— START —

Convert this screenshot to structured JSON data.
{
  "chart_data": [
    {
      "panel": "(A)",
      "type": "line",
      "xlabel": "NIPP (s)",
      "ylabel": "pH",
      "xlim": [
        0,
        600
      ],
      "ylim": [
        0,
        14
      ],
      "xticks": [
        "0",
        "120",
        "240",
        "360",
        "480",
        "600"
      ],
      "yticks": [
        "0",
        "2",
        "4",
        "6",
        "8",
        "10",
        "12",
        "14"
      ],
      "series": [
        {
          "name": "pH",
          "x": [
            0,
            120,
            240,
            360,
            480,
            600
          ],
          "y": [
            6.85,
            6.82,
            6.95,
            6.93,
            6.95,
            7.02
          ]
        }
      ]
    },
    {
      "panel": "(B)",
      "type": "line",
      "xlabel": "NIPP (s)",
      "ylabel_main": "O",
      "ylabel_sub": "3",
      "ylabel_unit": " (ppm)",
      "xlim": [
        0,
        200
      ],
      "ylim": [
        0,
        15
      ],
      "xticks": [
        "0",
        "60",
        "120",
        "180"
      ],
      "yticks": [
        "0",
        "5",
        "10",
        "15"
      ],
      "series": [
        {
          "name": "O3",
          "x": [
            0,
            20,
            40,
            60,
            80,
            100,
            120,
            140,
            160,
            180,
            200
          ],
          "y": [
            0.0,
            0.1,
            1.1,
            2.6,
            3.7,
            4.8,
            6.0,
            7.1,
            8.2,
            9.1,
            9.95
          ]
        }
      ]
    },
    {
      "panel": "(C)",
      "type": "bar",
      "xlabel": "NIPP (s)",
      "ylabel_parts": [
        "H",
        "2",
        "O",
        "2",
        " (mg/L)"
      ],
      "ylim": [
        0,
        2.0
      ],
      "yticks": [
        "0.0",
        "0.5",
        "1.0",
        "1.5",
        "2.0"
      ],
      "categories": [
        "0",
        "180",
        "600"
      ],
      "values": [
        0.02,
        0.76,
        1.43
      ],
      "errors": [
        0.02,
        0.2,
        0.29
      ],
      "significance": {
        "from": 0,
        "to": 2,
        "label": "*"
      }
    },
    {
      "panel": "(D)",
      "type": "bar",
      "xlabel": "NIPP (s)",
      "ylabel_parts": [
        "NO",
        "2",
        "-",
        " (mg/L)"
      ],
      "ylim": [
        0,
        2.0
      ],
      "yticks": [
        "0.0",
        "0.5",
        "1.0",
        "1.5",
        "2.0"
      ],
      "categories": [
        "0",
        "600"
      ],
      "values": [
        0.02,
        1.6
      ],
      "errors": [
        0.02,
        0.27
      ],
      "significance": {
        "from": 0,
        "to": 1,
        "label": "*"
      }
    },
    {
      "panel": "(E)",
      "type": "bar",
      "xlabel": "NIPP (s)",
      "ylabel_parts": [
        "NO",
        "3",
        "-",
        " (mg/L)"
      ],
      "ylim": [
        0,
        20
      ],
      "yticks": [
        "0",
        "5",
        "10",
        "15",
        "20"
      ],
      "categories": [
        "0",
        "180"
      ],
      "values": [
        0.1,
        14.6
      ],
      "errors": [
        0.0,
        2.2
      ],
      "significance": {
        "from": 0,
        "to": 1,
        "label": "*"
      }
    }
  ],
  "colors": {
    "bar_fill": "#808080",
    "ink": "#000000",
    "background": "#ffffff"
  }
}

— END —

_What you are asked to do_
Write each line above out exactly.

_Problem solution_
Convert this screenshot to structured JSON data.
{
  "chart_data": [
    {
      "panel": "(A)",
      "type": "line",
      "xlabel": "NIPP (s)",
      "ylabel": "pH",
      "xlim": [
        0,
        600
      ],
      "ylim": [
        0,
        14
      ],
      "xticks": [
        "0",
        "120",
        "240",
        "360",
        "480",
        "600"
      ],
      "yticks": [
        "0",
        "2",
        "4",
        "6",
        "8",
        "10",
        "12",
        "14"
      ],
      "series": [
        {
          "name": "pH",
          "x": [
            0,
            120,
            240,
            360,
            480,
            600
          ],
          "y": [
            6.85,
            6.82,
            6.95,
            6.93,
            6.95,
            7.02
          ]
        }
      ]
    },
    {
      "panel": "(B)",
      "type": "line",
      "xlabel": "NIPP (s)",
      "ylabel_main": "O",
      "ylabel_sub": "3",
      "ylabel_unit": " (ppm)",
      "xlim": [
        0,
        200
      ],
      "ylim": [
        0,
        15
      ],
      "xticks": [
        "0",
        "60",
        "120",
        "180"
      ],
      "yticks": [
        "0",
        "5",
        "10",
        "15"
      ],
      "series": [
        {
          "name": "O3",
          "x": [
            0,
            20,
            40,
            60,
            80,
            100,
            120,
            140,
            160,
            180,
            200
          ],
          "y": [
            0.0,
            0.1,
            1.1,
            2.6,
            3.7,
            4.8,
            6.0,
            7.1,
            8.2,
            9.1,
            9.95
          ]
        }
      ]
    },
    {
      "panel": "(C)",
      "type": "bar",
      "xlabel": "NIPP (s)",
      "ylabel_parts": [
        "H",
        "2",
        "O",
        "2",
        " (mg/L)"
      ],
      "ylim": [
        0,
        2.0
      ],
      "yticks": [
        "0.0",
        "0.5",
        "1.0",
        "1.5",
        "2.0"
      ],
      "categories": [
        "0",
        "180",
        "600"
      ],
      "values": [
        0.02,
        0.76,
        1.43
      ],
      "errors": [
        0.02,
        0.2,
        0.29
      ],
      "significance": {
        "from": 0,
        "to": 2,
        "label": "*"
      }
    },
    {
      "panel": "(D)",
      "type": "bar",
      "xlabel": "NIPP (s)",
      "ylabel_parts": [
        "NO",
        "2",
        "-",
        " (mg/L)"
      ],
      "ylim": [
        0,
        2.0
      ],
      "yticks": [
        "0.0",
        "0.5",
        "1.0",
        "1.5",
        "2.0"
      ],
      "categories": [
        "0",
        "600"
      ],
      "values": [
        0.02,
        1.6
      ],
      "errors": [
        0.02,
        0.27
      ],
      "significance": {
        "from": 0,
        "to": 1,
        "label": "*"
      }
    },
    {
      "panel": "(E)",
      "type": "bar",
      "xlabel": "NIPP (s)",
      "ylabel_parts": [
        "NO",
        "3",
        "-",
        " (mg/L)"
      ],
      "ylim": [
        0,
        20
      ],
      "yticks": [
        "0",
        "5",
        "10",
        "15",
        "20"
      ],
      "categories": [
        "0",
        "180"
      ],
      "values": [
        0.1,
        14.6
      ],
      "errors": [
        0.0,
        2.2
      ],
      "significance": {
        "from": 0,
        "to": 1,
        "label": "*"
      }
    }
  ],
  "colors": {
    "bar_fill": "#808080",
    "ink": "#000000",
    "background": "#ffffff"
  }
}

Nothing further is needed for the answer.